Stored data:
*****
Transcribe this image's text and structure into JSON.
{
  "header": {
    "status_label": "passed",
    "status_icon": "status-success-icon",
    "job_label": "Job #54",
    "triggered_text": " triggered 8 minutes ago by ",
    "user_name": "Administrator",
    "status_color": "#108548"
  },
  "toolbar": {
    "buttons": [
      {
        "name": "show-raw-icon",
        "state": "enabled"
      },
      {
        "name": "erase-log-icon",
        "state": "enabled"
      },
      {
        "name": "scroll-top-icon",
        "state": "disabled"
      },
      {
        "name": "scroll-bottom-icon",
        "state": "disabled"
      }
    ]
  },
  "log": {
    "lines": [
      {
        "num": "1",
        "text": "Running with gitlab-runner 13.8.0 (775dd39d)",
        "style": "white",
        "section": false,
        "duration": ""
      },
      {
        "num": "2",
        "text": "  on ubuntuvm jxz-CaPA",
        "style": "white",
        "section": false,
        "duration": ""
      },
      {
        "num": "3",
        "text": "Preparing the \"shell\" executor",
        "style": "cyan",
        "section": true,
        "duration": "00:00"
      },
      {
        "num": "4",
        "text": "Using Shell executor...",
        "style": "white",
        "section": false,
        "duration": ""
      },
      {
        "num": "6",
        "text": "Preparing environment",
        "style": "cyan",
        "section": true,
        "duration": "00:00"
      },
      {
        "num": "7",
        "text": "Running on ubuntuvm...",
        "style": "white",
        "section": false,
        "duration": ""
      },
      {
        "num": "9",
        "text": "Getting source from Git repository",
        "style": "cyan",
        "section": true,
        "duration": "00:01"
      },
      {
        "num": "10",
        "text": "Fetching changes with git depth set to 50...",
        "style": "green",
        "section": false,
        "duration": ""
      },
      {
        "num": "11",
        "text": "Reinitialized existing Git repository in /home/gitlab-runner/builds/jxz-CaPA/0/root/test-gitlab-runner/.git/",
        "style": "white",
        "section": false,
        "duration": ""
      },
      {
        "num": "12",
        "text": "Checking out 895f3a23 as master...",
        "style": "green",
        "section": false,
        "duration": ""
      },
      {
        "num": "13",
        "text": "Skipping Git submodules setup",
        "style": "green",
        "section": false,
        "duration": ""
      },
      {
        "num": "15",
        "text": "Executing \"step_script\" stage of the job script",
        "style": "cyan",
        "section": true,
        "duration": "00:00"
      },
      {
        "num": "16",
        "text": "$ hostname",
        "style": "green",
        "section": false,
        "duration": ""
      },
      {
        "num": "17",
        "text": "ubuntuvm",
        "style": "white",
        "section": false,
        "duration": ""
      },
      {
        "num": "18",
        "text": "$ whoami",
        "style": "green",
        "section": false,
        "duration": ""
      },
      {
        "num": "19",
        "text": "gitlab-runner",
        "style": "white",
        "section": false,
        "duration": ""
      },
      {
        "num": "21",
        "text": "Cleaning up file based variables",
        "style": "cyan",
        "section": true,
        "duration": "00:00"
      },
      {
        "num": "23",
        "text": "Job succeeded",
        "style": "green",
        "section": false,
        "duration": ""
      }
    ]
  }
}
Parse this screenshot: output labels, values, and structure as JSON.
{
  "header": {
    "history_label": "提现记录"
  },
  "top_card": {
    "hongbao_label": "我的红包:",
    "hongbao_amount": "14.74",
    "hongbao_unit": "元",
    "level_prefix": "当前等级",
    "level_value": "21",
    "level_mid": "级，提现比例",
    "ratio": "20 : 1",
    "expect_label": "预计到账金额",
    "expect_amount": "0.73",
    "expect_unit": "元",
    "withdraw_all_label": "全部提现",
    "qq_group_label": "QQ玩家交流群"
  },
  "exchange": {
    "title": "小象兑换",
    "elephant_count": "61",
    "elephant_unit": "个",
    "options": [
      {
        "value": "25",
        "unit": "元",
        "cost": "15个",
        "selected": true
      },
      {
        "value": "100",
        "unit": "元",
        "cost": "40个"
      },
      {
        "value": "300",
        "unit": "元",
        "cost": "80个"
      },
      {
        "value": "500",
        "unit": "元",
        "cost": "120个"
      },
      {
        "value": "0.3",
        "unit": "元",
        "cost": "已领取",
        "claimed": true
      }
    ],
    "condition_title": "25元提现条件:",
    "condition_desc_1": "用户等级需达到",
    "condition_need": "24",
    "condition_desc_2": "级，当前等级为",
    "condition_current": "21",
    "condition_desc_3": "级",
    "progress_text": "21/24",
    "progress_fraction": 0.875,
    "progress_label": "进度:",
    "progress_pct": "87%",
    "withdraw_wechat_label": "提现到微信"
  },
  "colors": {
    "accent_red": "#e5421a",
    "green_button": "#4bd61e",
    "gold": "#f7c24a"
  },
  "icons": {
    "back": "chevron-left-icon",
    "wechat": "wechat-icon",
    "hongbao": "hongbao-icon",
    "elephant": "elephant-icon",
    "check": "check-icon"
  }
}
*****
> **Problem to solve**:
Reproduce the listing shown above in its entirety, exactly.

> **Task solution**:
Transcribe this image's text and structure into JSON.
{
  "header": {
    "status_label": "passed",
    "status_icon": "status-success-icon",
    "job_label": "Job #54",
    "triggered_text": " triggered 8 minutes ago by ",
    "user_name": "Administrator",
    "status_color": "#108548"
  },
  "toolbar": {
    "buttons": [
      {
        "name": "show-raw-icon",
        "state": "enabled"
      },
      {
        "name": "erase-log-icon",
        "state": "enabled"
      },
      {
        "name": "scroll-top-icon",
        "state": "disabled"
      },
      {
        "name": "scroll-bottom-icon",
        "state": "disabled"
      }
    ]
  },
  "log": {
    "lines": [
      {
        "num": "1",
        "text": "Running with gitlab-runner 13.8.0 (775dd39d)",
        "style": "white",
        "section": false,
        "duration": ""
      },
      {
        "num": "2",
        "text": "  on ubuntuvm jxz-CaPA",
        "style": "white",
        "section": false,
        "duration": ""
      },
      {
        "num": "3",
        "text": "Preparing the \"shell\" executor",
        "style": "cyan",
        "section": true,
        "duration": "00:00"
      },
      {
        "num": "4",
        "text": "Using Shell executor...",
        "style": "white",
        "section": false,
        "duration": ""
      },
      {
        "num": "6",
        "text": "Preparing environment",
        "style": "cyan",
        "section": true,
        "duration": "00:00"
      },
      {
        "num": "7",
        "text": "Running on ubuntuvm...",
        "style": "white",
        "section": false,
        "duration": ""
      },
      {
        "num": "9",
        "text": "Getting source from Git repository",
        "style": "cyan",
        "section": true,
        "duration": "00:01"
      },
      {
        "num": "10",
        "text": "Fetching changes with git depth set to 50...",
        "style": "green",
        "section": false,
        "duration": ""
      },
      {
        "num": "11",
        "text": "Reinitialized existing Git repository in /home/gitlab-runner/builds/jxz-CaPA/0/root/test-gitlab-runner/.git/",
        "style": "white",
        "section": false,
        "duration": ""
      },
      {
        "num": "12",
        "text": "Checking out 895f3a23 as master...",
        "style": "green",
        "section": false,
        "duration": ""
      },
      {
        "num": "13",
        "text": "Skipping Git submodules setup",
        "style": "green",
        "section": false,
        "duration": ""
      },
      {
        "num": "15",
        "text": "Executing \"step_script\" stage of the job script",
        "style": "cyan",
        "section": true,
        "duration": "00:00"
      },
      {
        "num": "16",
        "text": "$ hostname",
        "style": "green",
        "section": false,
        "duration": ""
      },
      {
        "num": "17",
        "text": "ubuntuvm",
        "style": "white",
        "section": false,
        "duration": ""
      },
      {
        "num": "18",
        "text": "$ whoami",
        "style": "green",
        "section": false,
        "duration": ""
      },
      {
        "num": "19",
        "text": "gitlab-runner",
        "style": "white",
        "section": false,
        "duration": ""
      },
      {
        "num": "21",
        "text": "Cleaning up file based variables",
        "style": "cyan",
        "section": true,
        "duration": "00:00"
      },
      {
        "num": "23",
        "text": "Job succeeded",
        "style": "green",
        "section": false,
        "duration": ""
      }
    ]
  }
}
Parse this screenshot: output labels, values, and structure as JSON.
{
  "header": {
    "history_label": "提现记录"
  },
  "top_card": {
    "hongbao_label": "我的红包:",
    "hongbao_amount": "14.74",
    "hongbao_unit": "元",
    "level_prefix": "当前等级",
    "level_value": "21",
    "level_mid": "级，提现比例",
    "ratio": "20 : 1",
    "expect_label": "预计到账金额",
    "expect_amount": "0.73",
    "expect_unit": "元",
    "withdraw_all_label": "全部提现",
    "qq_group_label": "QQ玩家交流群"
  },
  "exchange": {
    "title": "小象兑换",
    "elephant_count": "61",
    "elephant_unit": "个",
    "options": [
      {
        "value": "25",
        "unit": "元",
        "cost": "15个",
        "selected": true
      },
      {
        "value": "100",
        "unit": "元",
        "cost": "40个"
      },
      {
        "value": "300",
        "unit": "元",
        "cost": "80个"
      },
      {
        "value": "500",
        "unit": "元",
        "cost": "120个"
      },
      {
        "value": "0.3",
        "unit": "元",
        "cost": "已领取",
        "claimed": true
      }
    ],
    "condition_title": "25元提现条件:",
    "condition_desc_1": "用户等级需达到",
    "condition_need": "24",
    "condition_desc_2": "级，当前等级为",
    "condition_current": "21",
    "condition_desc_3": "级",
    "progress_text": "21/24",
    "progress_fraction": 0.875,
    "progress_label": "进度:",
    "progress_pct": "87%",
    "withdraw_wechat_label": "提现到微信"
  },
  "colors": {
    "accent_red": "#e5421a",
    "green_button": "#4bd61e",
    "gold": "#f7c24a"
  },
  "icons": {
    "back": "chevron-left-icon",
    "wechat": "wechat-icon",
    "hongbao": "hongbao-icon",
    "elephant": "elephant-icon",
    "check": "check-icon"
  }
}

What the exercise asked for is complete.